Aim of the task: Check each line below for the word "DAVIS", and copy those that have it.

BEGIN Entries

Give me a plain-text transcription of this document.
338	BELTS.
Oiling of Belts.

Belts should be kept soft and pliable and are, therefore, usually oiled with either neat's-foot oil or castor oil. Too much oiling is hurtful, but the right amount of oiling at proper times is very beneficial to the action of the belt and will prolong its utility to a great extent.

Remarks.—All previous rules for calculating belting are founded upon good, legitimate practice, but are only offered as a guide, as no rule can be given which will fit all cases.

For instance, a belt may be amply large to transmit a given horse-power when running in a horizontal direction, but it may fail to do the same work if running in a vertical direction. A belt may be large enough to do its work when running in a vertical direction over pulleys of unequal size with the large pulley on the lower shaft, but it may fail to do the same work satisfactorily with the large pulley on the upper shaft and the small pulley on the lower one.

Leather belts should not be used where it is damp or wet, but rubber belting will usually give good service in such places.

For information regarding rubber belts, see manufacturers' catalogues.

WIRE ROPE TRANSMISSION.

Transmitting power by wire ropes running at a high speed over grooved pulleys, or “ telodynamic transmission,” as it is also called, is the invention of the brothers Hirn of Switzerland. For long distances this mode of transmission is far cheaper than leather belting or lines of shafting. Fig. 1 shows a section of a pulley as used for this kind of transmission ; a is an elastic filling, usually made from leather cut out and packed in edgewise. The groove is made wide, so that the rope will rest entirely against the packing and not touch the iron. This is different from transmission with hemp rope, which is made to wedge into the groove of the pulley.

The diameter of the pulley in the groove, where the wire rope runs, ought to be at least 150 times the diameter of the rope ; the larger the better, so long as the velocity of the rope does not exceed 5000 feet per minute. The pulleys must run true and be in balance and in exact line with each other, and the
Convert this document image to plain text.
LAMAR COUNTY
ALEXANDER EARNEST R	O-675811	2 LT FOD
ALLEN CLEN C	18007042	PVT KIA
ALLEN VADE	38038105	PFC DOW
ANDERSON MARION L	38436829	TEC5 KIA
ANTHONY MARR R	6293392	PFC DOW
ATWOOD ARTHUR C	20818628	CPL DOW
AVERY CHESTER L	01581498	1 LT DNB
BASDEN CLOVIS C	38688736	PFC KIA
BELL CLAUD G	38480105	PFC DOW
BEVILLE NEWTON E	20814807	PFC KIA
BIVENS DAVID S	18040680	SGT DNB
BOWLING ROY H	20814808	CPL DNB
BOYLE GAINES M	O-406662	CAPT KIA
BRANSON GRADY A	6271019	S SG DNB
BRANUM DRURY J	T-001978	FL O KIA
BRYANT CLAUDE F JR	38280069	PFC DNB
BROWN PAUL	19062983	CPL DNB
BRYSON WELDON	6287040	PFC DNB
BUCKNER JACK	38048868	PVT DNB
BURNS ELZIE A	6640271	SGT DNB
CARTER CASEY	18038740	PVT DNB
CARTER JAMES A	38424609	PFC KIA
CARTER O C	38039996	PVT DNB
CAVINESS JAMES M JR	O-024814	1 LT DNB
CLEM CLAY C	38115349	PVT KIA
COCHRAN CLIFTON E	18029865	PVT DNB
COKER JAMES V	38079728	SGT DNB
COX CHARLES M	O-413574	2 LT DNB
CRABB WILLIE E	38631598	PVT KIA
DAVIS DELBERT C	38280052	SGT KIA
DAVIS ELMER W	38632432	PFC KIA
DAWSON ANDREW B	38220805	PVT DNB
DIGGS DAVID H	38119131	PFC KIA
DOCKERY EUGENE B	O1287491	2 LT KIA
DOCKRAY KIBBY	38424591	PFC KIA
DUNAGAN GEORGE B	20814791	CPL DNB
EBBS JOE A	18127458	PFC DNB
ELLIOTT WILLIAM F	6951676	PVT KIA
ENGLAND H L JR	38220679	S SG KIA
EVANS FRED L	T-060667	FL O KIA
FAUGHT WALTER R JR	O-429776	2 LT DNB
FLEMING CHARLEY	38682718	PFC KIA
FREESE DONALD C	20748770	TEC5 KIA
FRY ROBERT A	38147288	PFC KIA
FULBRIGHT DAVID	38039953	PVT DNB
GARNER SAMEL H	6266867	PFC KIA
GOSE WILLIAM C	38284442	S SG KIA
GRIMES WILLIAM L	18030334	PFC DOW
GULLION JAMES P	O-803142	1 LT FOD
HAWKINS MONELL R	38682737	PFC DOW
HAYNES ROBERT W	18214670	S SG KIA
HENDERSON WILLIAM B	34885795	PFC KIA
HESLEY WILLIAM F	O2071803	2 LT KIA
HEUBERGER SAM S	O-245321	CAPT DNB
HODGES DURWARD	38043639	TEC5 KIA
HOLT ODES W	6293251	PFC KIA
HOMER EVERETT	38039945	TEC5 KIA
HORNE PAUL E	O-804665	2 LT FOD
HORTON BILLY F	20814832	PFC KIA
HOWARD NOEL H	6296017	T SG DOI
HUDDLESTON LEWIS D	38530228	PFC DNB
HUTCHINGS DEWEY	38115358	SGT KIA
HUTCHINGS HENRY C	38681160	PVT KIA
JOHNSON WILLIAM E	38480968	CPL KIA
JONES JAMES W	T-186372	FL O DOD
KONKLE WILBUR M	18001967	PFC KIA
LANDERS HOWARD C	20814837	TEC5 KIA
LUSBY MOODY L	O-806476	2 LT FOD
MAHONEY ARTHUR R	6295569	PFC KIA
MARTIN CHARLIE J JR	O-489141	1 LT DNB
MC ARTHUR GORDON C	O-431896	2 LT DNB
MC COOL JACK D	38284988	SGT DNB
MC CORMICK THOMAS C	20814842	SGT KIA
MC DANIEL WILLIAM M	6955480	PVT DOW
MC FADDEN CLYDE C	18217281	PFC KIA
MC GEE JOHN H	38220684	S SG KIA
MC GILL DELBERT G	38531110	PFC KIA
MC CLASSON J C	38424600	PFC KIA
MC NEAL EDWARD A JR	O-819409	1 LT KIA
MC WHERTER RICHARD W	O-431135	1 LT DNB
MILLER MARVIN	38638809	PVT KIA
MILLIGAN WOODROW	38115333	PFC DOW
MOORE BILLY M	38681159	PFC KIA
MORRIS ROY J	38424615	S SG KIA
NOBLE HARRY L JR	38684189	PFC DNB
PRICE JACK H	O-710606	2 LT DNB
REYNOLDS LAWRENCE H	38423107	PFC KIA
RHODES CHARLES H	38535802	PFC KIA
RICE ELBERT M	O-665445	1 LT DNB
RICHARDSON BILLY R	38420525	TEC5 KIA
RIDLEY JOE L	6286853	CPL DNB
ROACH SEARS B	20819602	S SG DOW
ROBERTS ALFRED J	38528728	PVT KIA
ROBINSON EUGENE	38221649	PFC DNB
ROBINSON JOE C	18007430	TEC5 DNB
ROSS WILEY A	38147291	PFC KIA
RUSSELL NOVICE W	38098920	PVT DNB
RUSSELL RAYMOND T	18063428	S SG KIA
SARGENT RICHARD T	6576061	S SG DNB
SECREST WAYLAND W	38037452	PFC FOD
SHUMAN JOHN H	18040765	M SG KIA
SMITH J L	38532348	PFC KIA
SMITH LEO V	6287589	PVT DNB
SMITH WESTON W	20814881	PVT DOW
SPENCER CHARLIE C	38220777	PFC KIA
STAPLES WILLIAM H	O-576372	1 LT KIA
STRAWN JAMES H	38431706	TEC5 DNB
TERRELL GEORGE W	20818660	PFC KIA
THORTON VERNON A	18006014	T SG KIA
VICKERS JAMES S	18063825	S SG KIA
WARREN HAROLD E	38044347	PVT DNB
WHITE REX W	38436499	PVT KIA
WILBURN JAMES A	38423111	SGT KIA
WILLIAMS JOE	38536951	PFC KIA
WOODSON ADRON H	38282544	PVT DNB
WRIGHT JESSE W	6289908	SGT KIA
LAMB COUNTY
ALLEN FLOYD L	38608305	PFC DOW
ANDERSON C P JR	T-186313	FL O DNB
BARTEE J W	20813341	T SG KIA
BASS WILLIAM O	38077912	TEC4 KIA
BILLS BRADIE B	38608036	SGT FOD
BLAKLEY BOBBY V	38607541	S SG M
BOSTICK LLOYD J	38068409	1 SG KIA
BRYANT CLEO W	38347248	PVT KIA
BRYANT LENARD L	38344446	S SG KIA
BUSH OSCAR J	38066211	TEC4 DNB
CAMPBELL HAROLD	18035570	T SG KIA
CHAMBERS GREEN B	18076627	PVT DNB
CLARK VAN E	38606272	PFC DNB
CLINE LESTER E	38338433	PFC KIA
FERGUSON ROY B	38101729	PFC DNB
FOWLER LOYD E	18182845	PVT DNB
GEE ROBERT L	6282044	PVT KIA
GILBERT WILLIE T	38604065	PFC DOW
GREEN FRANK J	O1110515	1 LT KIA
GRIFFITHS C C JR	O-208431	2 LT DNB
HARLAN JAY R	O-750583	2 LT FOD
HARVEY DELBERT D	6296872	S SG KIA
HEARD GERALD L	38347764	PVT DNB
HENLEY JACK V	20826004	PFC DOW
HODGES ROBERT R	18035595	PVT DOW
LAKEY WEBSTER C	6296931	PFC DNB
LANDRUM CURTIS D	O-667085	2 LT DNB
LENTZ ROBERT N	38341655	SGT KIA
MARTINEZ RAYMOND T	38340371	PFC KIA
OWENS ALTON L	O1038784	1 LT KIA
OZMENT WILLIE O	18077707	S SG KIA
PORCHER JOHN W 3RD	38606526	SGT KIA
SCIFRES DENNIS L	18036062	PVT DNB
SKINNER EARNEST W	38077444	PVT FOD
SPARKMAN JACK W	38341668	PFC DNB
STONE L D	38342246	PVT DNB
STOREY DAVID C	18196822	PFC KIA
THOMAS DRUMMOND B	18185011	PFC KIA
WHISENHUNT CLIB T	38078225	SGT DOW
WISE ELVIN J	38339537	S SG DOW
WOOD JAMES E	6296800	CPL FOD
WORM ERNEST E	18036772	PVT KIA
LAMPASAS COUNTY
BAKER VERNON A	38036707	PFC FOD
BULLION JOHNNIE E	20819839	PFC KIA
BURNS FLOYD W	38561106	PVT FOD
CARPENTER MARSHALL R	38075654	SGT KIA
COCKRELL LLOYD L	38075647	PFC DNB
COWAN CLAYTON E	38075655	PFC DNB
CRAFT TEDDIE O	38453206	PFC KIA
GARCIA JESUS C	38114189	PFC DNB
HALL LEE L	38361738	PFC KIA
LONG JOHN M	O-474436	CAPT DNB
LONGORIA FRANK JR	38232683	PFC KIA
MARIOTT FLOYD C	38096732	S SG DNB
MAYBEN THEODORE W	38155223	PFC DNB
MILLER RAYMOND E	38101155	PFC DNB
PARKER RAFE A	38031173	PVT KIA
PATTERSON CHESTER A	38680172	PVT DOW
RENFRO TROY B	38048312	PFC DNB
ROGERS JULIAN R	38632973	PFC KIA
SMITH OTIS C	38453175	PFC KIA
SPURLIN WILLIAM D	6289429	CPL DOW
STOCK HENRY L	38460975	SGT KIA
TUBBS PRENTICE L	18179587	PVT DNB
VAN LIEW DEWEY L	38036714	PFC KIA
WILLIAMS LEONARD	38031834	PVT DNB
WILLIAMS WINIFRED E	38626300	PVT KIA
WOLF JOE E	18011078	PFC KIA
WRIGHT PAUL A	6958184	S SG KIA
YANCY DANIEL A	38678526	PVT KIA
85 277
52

END Entries

Reply:
DAVIS DELBERT C	38280052	SGT KIA
DAVIS ELMER W	38632432	PFC KIA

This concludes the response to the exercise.